* start Listed entries *
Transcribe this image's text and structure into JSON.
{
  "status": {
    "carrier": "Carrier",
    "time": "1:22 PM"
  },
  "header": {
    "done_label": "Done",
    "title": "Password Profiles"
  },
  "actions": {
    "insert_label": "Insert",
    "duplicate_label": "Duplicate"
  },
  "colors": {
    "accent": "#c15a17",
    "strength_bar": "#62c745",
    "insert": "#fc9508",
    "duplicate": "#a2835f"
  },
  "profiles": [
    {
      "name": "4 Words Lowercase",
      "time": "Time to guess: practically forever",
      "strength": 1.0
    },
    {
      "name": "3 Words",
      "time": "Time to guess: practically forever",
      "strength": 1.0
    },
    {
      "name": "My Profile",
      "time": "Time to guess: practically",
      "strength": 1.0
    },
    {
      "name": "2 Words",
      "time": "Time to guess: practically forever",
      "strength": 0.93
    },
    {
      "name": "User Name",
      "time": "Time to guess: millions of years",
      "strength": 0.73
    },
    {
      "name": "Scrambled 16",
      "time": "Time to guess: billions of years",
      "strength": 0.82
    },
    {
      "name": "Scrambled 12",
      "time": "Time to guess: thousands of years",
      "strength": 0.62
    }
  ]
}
* end Listed entries *
Goal of the exercise: Copy in full each line that holds the word "guess".

Written response:
      "time": "Time to guess: practically forever",
      "time": "Time to guess: practically forever",
      "time": "Time to guess: practically",
      "time": "Time to guess: practically forever",
      "time": "Time to guess: millions of years",
      "time": "Time to guess: billions of years",
      "time": "Time to guess: thousands of years",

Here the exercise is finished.